(待完成任务) 续写下方关于用 repmgr 克隆 PostgreSQL 从节点的文档片段，从其最后一句之后接着往下写。

(文档片段)
>>>

注意这条命令需要在从节点上运行：我们可以看到 --dry-run 会进行一下extension 检查和一些必要的参数的检查：

全部符合条件会输出： INFO: all prerequisites for “standby clone” are met

INFRA [postgres@wqdcsrv3354 postgreSQL]# repmgr -h 10.67.38.50 -U repmgr -p 1998   -d repmgr -f /opt/postgreSQL/repmgr.conf standby clone --dry-run
NOTICE: destination directory "/data/postgreSQL/1998/data" provided
INFO: connecting to source node
DETAIL: connection string is: host=10.67.38.50 user=repmgr port=1998 dbname=repmgr
DETAIL: current installation size is 31 MB
INFO: "repmgr" extension is installed in database "repmgr"
INFO: replication slot usage not requested;  no replication slot will be set up for this standby
INFO: parameter "max_wal_senders" set to 10
NOTICE: checking for available walsenders on the source node (2 required)
INFO: sufficient walsenders available on the source node
DETAIL: 2 required, 10 available
NOTICE: checking replication connections can be made to the source server (2 required)
INFO: required number of replication connections could be made to the source server
DETAIL: 2 replication connections required
WARNING: data checksums are not enabled and "wal_log_hints" is "off"
DETAIL: pg_rewind requires "wal_log_hints" to be enabled
NOTICE: standby will attach to upstream node 1
HINT: consider using the -c/--fast-checkpoint option
INFO: all prerequisites for "standby clone" are met

我们去掉 – dry-run ：正式执行 clone 命令 repmgr -h 10.67.38.50 -U repmgr -p 1998 -d repmgr -f /opt/postgreSQL/repmgr.conf standby clone。

<<<

版面标注数据集摘录:

>>>

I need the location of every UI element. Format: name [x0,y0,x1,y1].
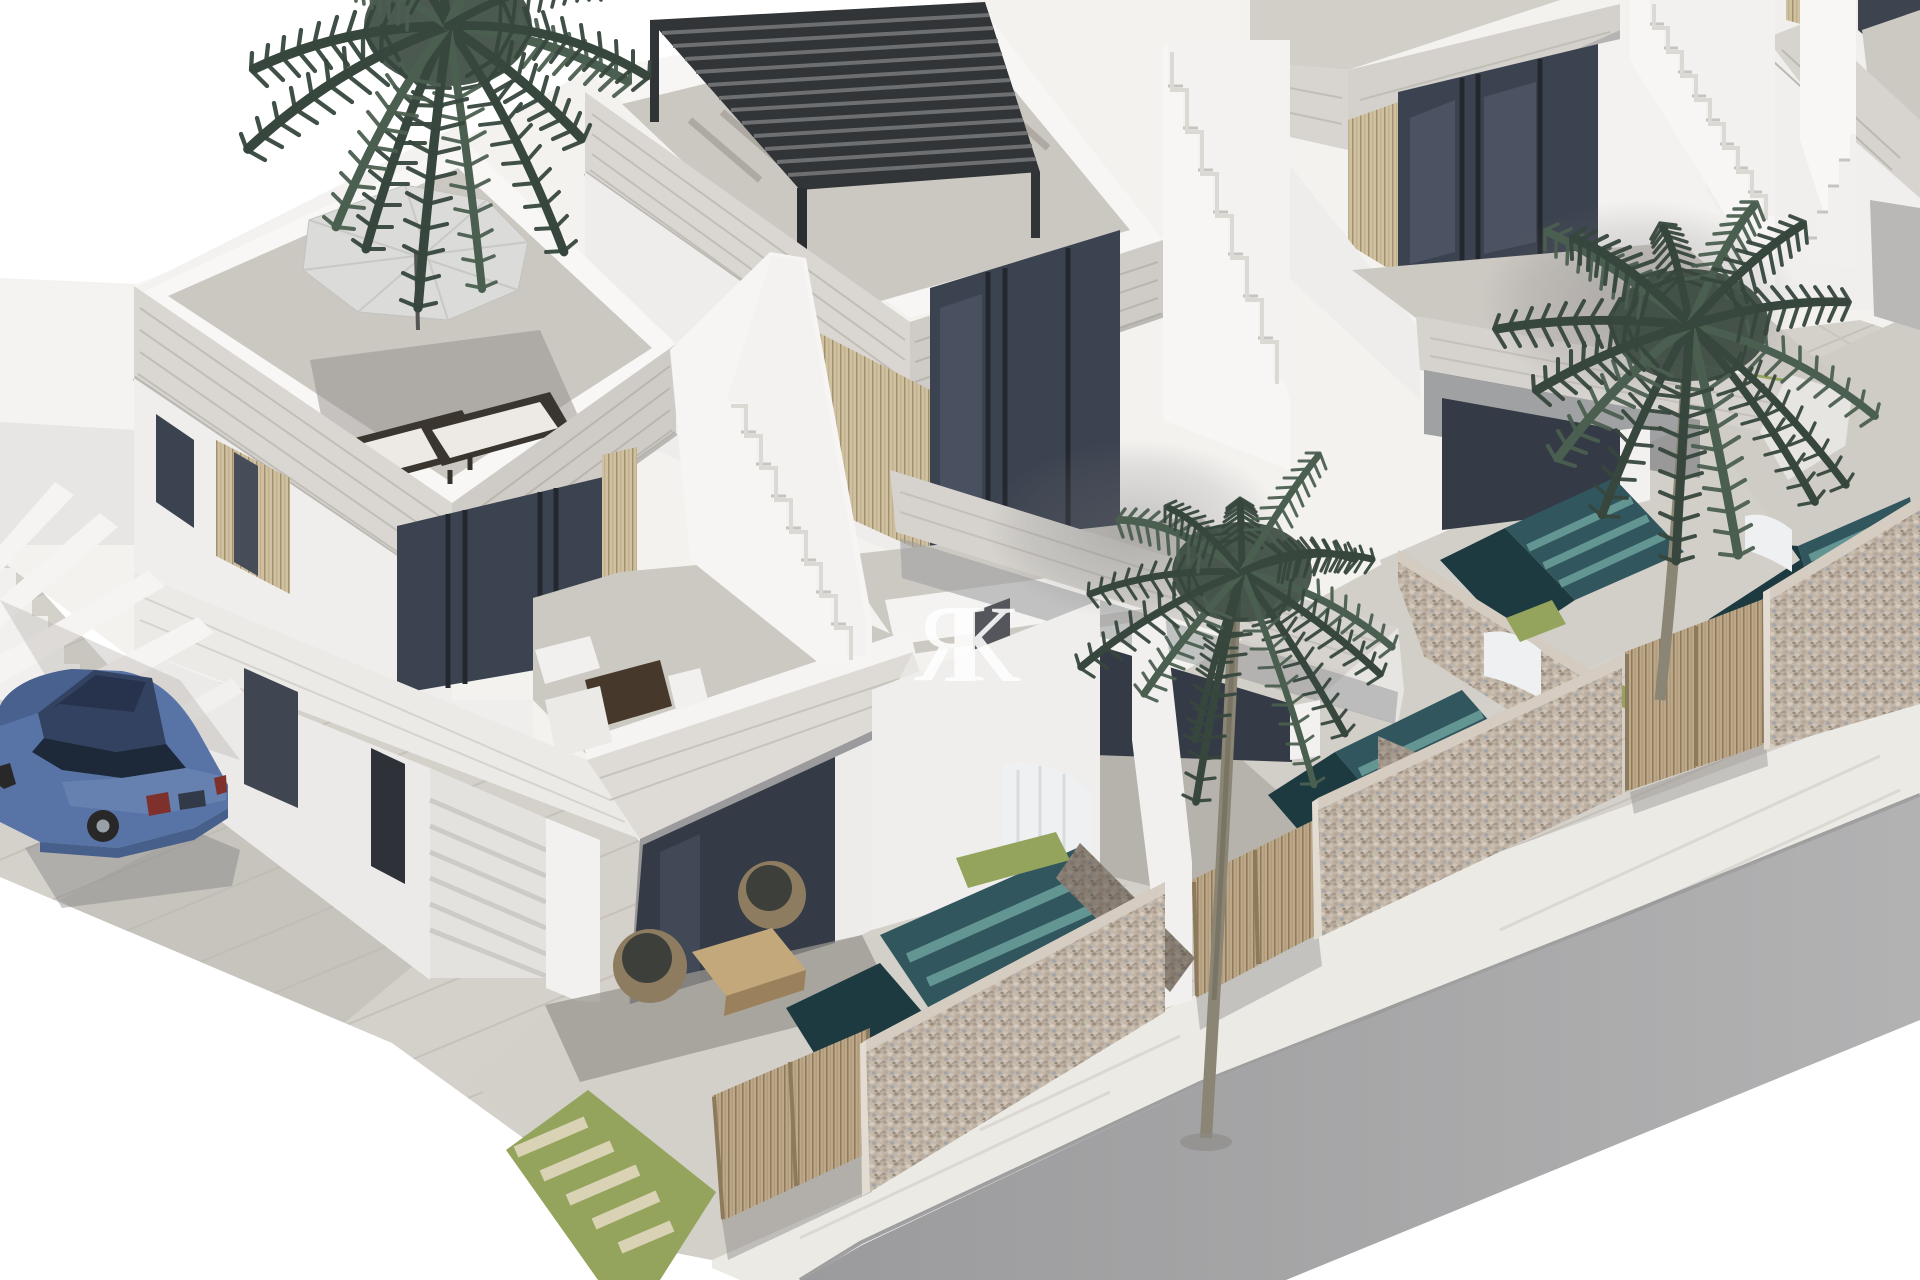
svg-text:K: K [942,583,1021,705]
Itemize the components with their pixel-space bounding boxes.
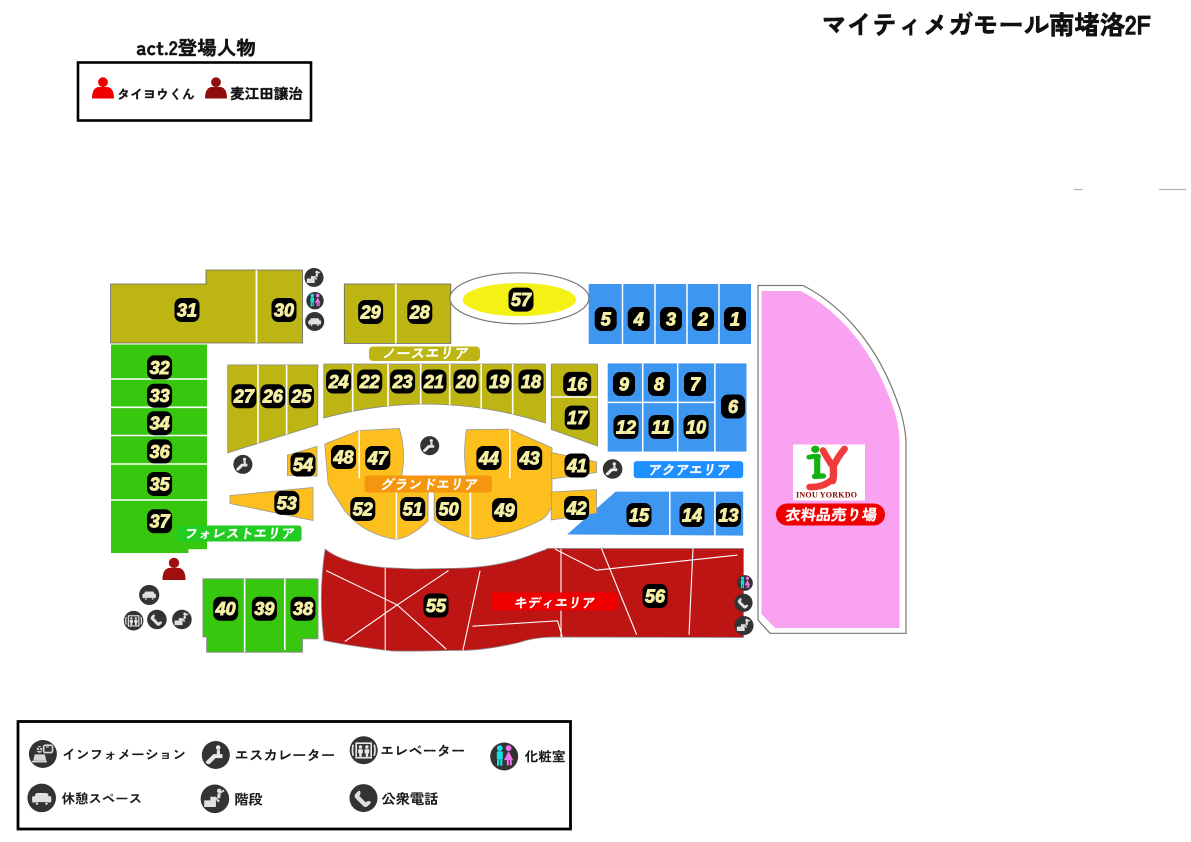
svg-text:56: 56	[645, 586, 666, 606]
svg-text:5: 5	[601, 309, 612, 329]
svg-text:29: 29	[360, 302, 381, 322]
svg-text:35: 35	[150, 474, 171, 494]
svg-text:3: 3	[666, 309, 676, 329]
svg-text:13: 13	[718, 505, 738, 525]
svg-text:23: 23	[392, 372, 413, 392]
svg-text:36: 36	[150, 442, 171, 462]
svg-text:50: 50	[439, 499, 459, 519]
svg-text:42: 42	[566, 498, 587, 518]
svg-text:57: 57	[511, 290, 532, 310]
svg-text:38: 38	[293, 599, 313, 619]
svg-text:31: 31	[177, 300, 197, 320]
svg-text:39: 39	[254, 599, 274, 619]
svg-text:48: 48	[332, 447, 353, 467]
svg-text:16: 16	[567, 374, 588, 394]
svg-text:12: 12	[616, 417, 636, 437]
svg-text:53: 53	[277, 493, 297, 513]
svg-text:14: 14	[682, 505, 702, 525]
svg-text:15: 15	[629, 505, 650, 525]
svg-text:41: 41	[566, 456, 587, 476]
svg-text:4: 4	[633, 309, 644, 329]
svg-text:47: 47	[367, 448, 389, 468]
svg-text:28: 28	[409, 302, 430, 322]
svg-text:27: 27	[233, 387, 255, 407]
svg-text:43: 43	[519, 448, 540, 468]
svg-text:20: 20	[455, 372, 476, 392]
svg-text:19: 19	[489, 372, 509, 392]
svg-text:32: 32	[150, 358, 170, 378]
svg-text:25: 25	[290, 387, 312, 407]
svg-text:10: 10	[686, 417, 706, 437]
svg-text:55: 55	[426, 596, 447, 616]
svg-text:8: 8	[654, 374, 664, 394]
svg-text:9: 9	[619, 374, 629, 394]
svg-text:24: 24	[328, 372, 349, 392]
svg-text:51: 51	[403, 499, 423, 519]
svg-text:26: 26	[262, 387, 284, 407]
svg-text:22: 22	[359, 372, 380, 392]
svg-text:44: 44	[478, 448, 499, 468]
svg-text:33: 33	[150, 386, 170, 406]
svg-text:34: 34	[150, 414, 170, 434]
svg-text:17: 17	[567, 408, 588, 428]
svg-text:7: 7	[690, 374, 701, 394]
svg-text:11: 11	[652, 417, 671, 437]
svg-text:40: 40	[215, 599, 236, 619]
svg-text:18: 18	[521, 372, 541, 392]
svg-text:49: 49	[494, 500, 515, 520]
svg-text:54: 54	[293, 455, 313, 475]
svg-text:30: 30	[274, 300, 294, 320]
svg-text:52: 52	[353, 499, 373, 519]
svg-text:37: 37	[150, 512, 171, 532]
svg-text:INOU YORKDO: INOU YORKDO	[796, 491, 857, 500]
svg-text:6: 6	[728, 397, 739, 417]
svg-text:21: 21	[423, 372, 444, 392]
svg-text:2: 2	[697, 309, 708, 329]
svg-text:1: 1	[730, 309, 740, 329]
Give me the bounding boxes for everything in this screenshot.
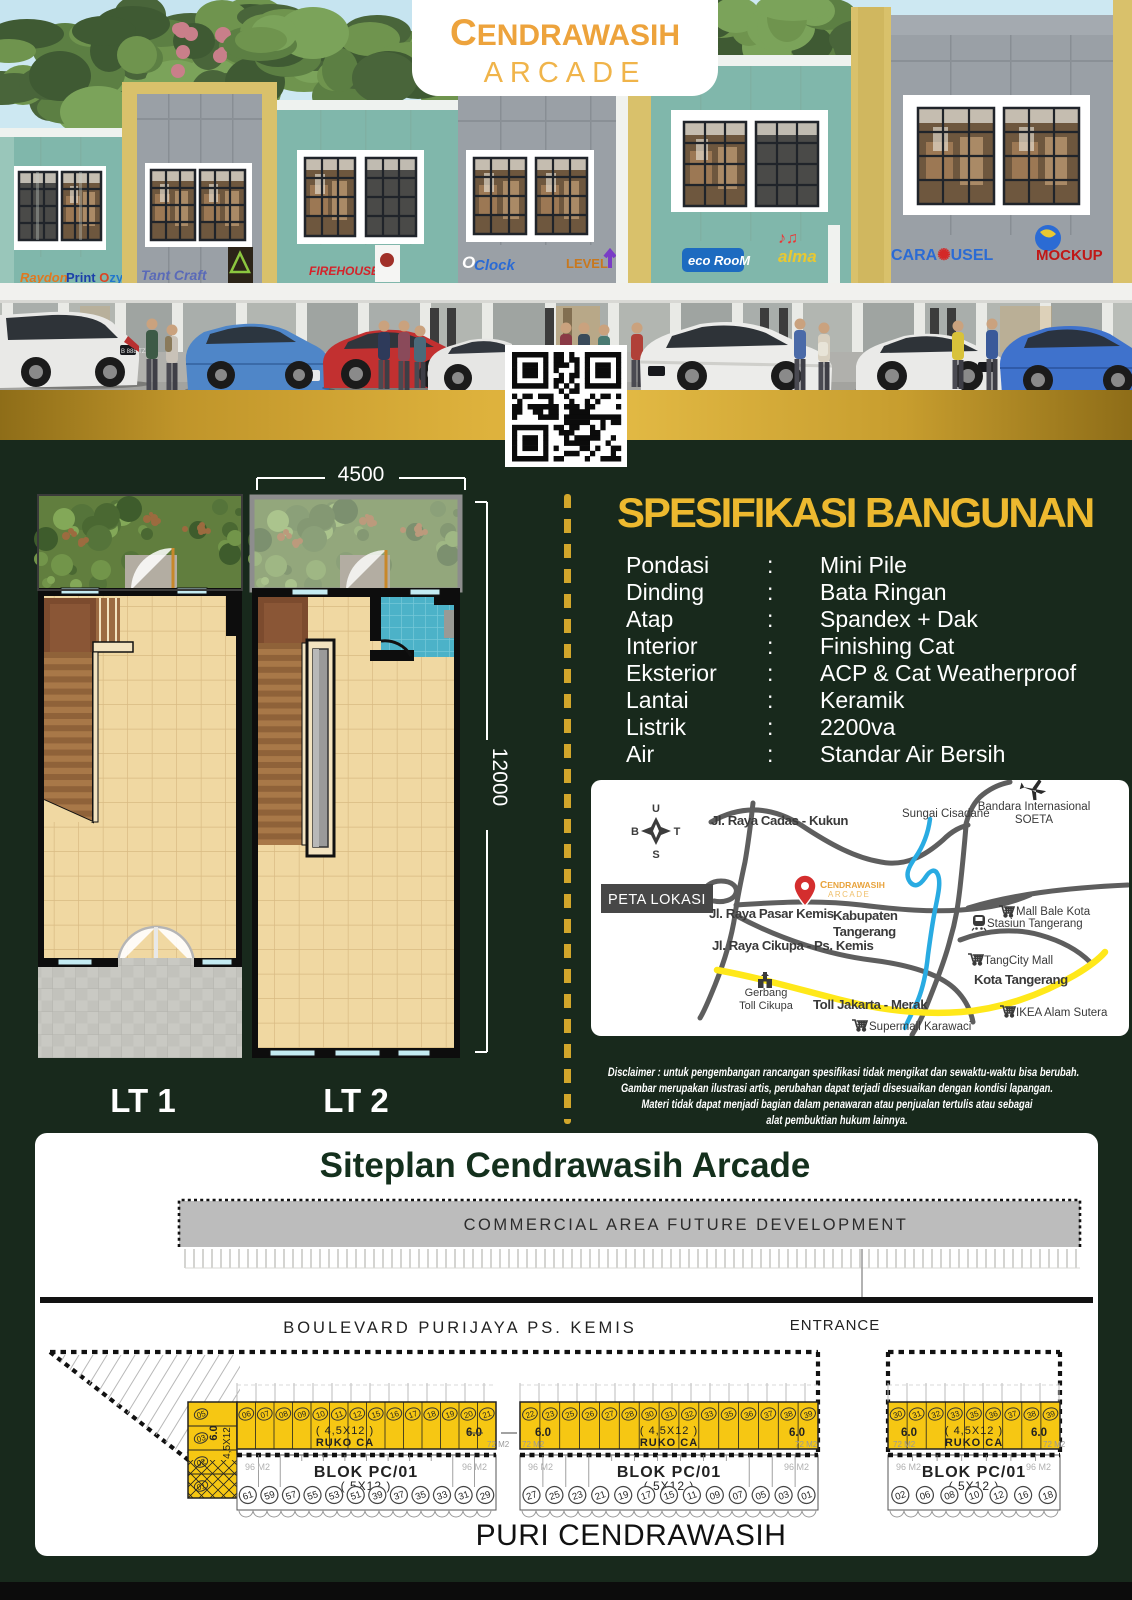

<<<

(参考答案)
我们可以看到 clone 的过程：
a)测试主库的连接性
b)check 是否有复制槽
c)check walsenders, replication connections
d)pg_rewind 提示我们需要打开参数 wal_log_hints
e)检查实例的文件夹权限： "/data/postgreSQL/1998/data
f)生成数据库的备份命令： /opt/postgreSQL/pg12/bin/pg_basebackup -l “repmgr base backup” -D /data/postgreSQL/1998/data -h 10.67.38.50 -p 1998 -U repmgr -X stream
g)提示数据库的命令： pg_ctl -D /data/postgreSQL/1998/data start
h)提示数据库启动之后，standby 注册到repmgr 的命令：repmgr standby register

INFRA [postgres@wqdcsrv3354 postgreSQL]# repmgr -h 10.67.38.50 -U repmgr -p 1998   -d repmgr -f /opt/postgreSQL/repmgr.conf standby clone
NOTICE: destination directory "/data/postgreSQL/1998/data" provided
INFO: connecting to source node
DETAIL: connection string is: host=10.67.38.50 user=repmgr port=1998 dbname=repmgr
DETAIL: current installation size is 31 MB
INFO: replication slot usage not requested;  no replication slot will be set up for this standby
NOTICE: checking for available walsenders on the source node (2 required)
NOTICE: checking replication connections can be made to the source server (2 required)
WARNING: data checksums are not enabled and "wal_log_hints" is "off"
DETAIL: pg_rewind requires "wal_log_hints" to be enabled
INFO: checking and correcting permissions on existing directory "/data/postgreSQL/1998/data"
NOTICE: starting backup (using pg_basebackup)...
HINT: this may take some time; consider using the -c/--fast-checkpoint option
INFO: executing:
  /opt/postgreSQL/pg12/bin/pg_basebackup -l "repmgr base backup"  -D /data/postgreSQL/1998/data -h 10.67.38.50 -p 1998 -U repmgr -X stream
NOTICE: standby clone (using pg_basebackup) complete
NOTICE: you can now start your PostgreSQL server
HINT: for example: pg_ctl -D /data/postgreSQL/1998/data start
HINT: after starting the server, you need to register this standby with "repmgr standby register"

我们按照提示，启动standby 数据库实例：

INFRA [postgres@wqdcsrv3354 postgreSQL]# /opt/postgreSQL/pg12/bin/pg_ctl -D /data/postgreSQL/1998/data -l logfile start
waiting for server to start.... done
server started

注册standby database 到 repmgr 的元数据库：

INFRA [postgres@wqdcsrv3354 postgreSQL]#  repmgr -f /opt/postgreSQL/repmgr.conf standby register
INFO: connecting to local node "pg149" (ID: 3)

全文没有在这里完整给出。